BRIEF:
Copy out only the lines running from the one that contains "Convert this document image to plain text." through the end of the listing. Pictures stay out.

Collected data:
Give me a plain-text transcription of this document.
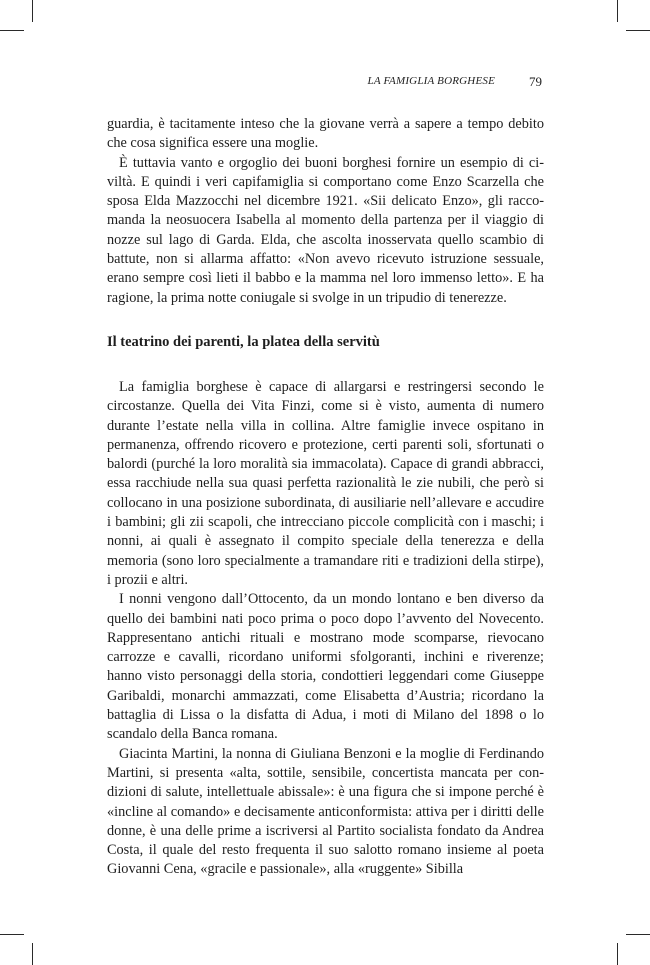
LA FAMIGLIA BORGHESE	79

guardia, è tacitamente inteso che la giovane verrà a sapere a tempo debito che cosa significa essere una moglie.

È tuttavia vanto e orgoglio dei buoni borghesi fornire un esempio di civiltà. E quindi i veri capifamiglia si comportano come Enzo Scarzella che sposa Elda Mazzocchi nel dicembre 1921. «Sii delicato Enzo», gli raccomanda la neosuocera Isabella al momento della partenza per il viaggio di nozze sul lago di Garda. Elda, che ascolta inosservata quello scambio di battute, non si allarma affatto: «Non avevo ricevuto istruzione sessuale, erano sempre così lieti il babbo e la mamma nel loro immenso letto». E ha ragione, la prima notte coniugale si svolge in un tripudio di tenerezze.

Il teatrino dei parenti, la platea della servitù

La famiglia borghese è capace di allargarsi e restringersi secondo le circostanze. Quella dei Vita Finzi, come si è visto, aumenta di numero durante l’estate nella villa in collina. Altre famiglie invece ospitano in permanenza, offrendo ricovero e protezione, certi parenti soli, sfortunati o balordi (purché la loro moralità sia immacolata). Capace di grandi abbracci, essa racchiude nella sua quasi perfetta razionalità le zie nubili, che però si collocano in una posizione subordinata, di ausiliarie nell’allevare e accudire i bambini; gli zii scapoli, che intrecciano piccole complicità con i maschi; i nonni, ai quali è assegnato il compito speciale della tenerezza e della memoria (sono loro specialmente a tramandare riti e tradizioni della stirpe), i prozii e altri.

I nonni vengono dall’Ottocento, da un mondo lontano e ben diverso da quello dei bambini nati poco prima o poco dopo l’avvento del Novecento. Rappresentano antichi rituali e mostrano mode scomparse, rievocano carrozze e cavalli, ricordano uniformi sfolgoranti, inchini e riverenze; hanno visto personaggi della storia, condottieri leggendari come Giuseppe Garibaldi, monarchi ammazzati, come Elisabetta d’Austria; ricordano la battaglia di Lissa o la disfatta di Adua, i moti di Milano del 1898 o lo scandalo della Banca romana.

Giacinta Martini, la nonna di Giuliana Benzoni e la moglie di Ferdinando Martini, si presenta «alta, sottile, sensibile, concertista mancata per condizioni di salute, intellettuale abissale»: è una figura che si impone perché è «incline al comando» e decisamente anticonformista: attiva per i diritti delle donne, è una delle prime a iscriversi al Partito socialista fondato da Andrea Costa, il quale del resto frequenta il suo salotto romano insieme al poeta Giovanni Cena, «gracile e passionale», alla «ruggente» Sibilla
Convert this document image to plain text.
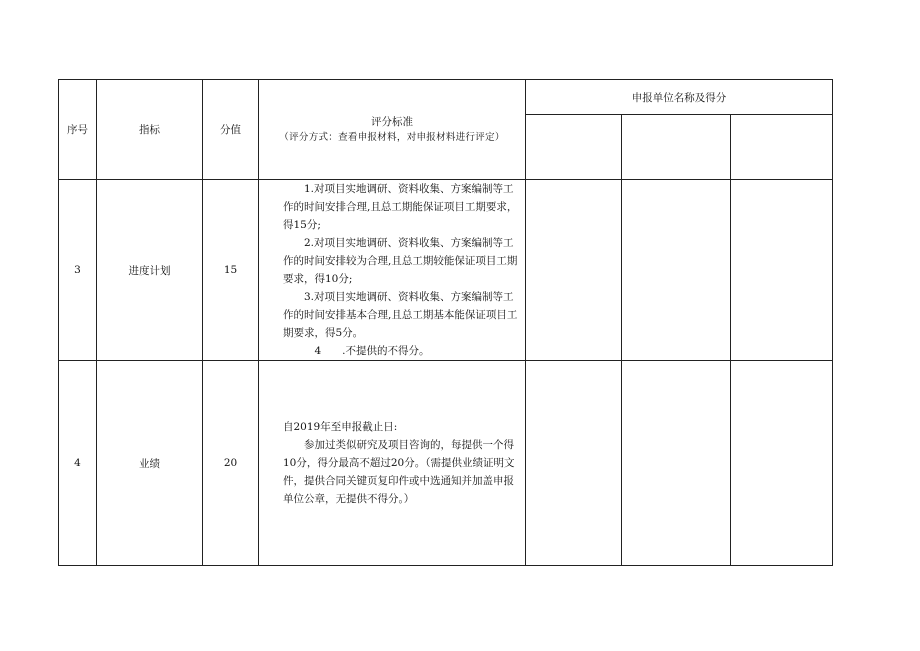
序号	指标	分值	评分标准
（评分方式：查看申报材料，对申报材料进行评定）	申报单位名称及得分		

3	进度计划	15	1.对项目实地调研、资料收集、方案编制等工作的时间安排合理,且总工期能保证项目工期要求，得15分;

2.对项目实地调研、资料收集、方案编制等工作的时间安排较为合理,且总工期较能保证项目工期要求，得10分;

3.对项目实地调研、资料收集、方案编制等工作的时间安排基本合理,且总工期基本能保证项目工期要求，得5分。

4　　.不提供的不得分。			

4	业绩	20	自2019年至申报截止日:

参加过类似研究及项目咨询的，每提供一个得10分，得分最高不超过20分。（需提供业绩证明文件，提供合同关键页复印件或中选通知并加盖申报单位公章，无提供不得分。）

ANSWER TO THIS EXERCISE:
Convert this document image to plain text.
序号	指标	分值	评分标准
（评分方式：查看申报材料，对申报材料进行评定）	申报单位名称及得分		

3	进度计划	15	1.对项目实地调研、资料收集、方案编制等工作的时间安排合理,且总工期能保证项目工期要求，得15分;

2.对项目实地调研、资料收集、方案编制等工作的时间安排较为合理,且总工期较能保证项目工期要求，得10分;

3.对项目实地调研、资料收集、方案编制等工作的时间安排基本合理,且总工期基本能保证项目工期要求，得5分。

4　　.不提供的不得分。			

4	业绩	20	自2019年至申报截止日:

参加过类似研究及项目咨询的，每提供一个得10分，得分最高不超过20分。（需提供业绩证明文件，提供合同关键页复印件或中选通知并加盖申报单位公章，无提供不得分。）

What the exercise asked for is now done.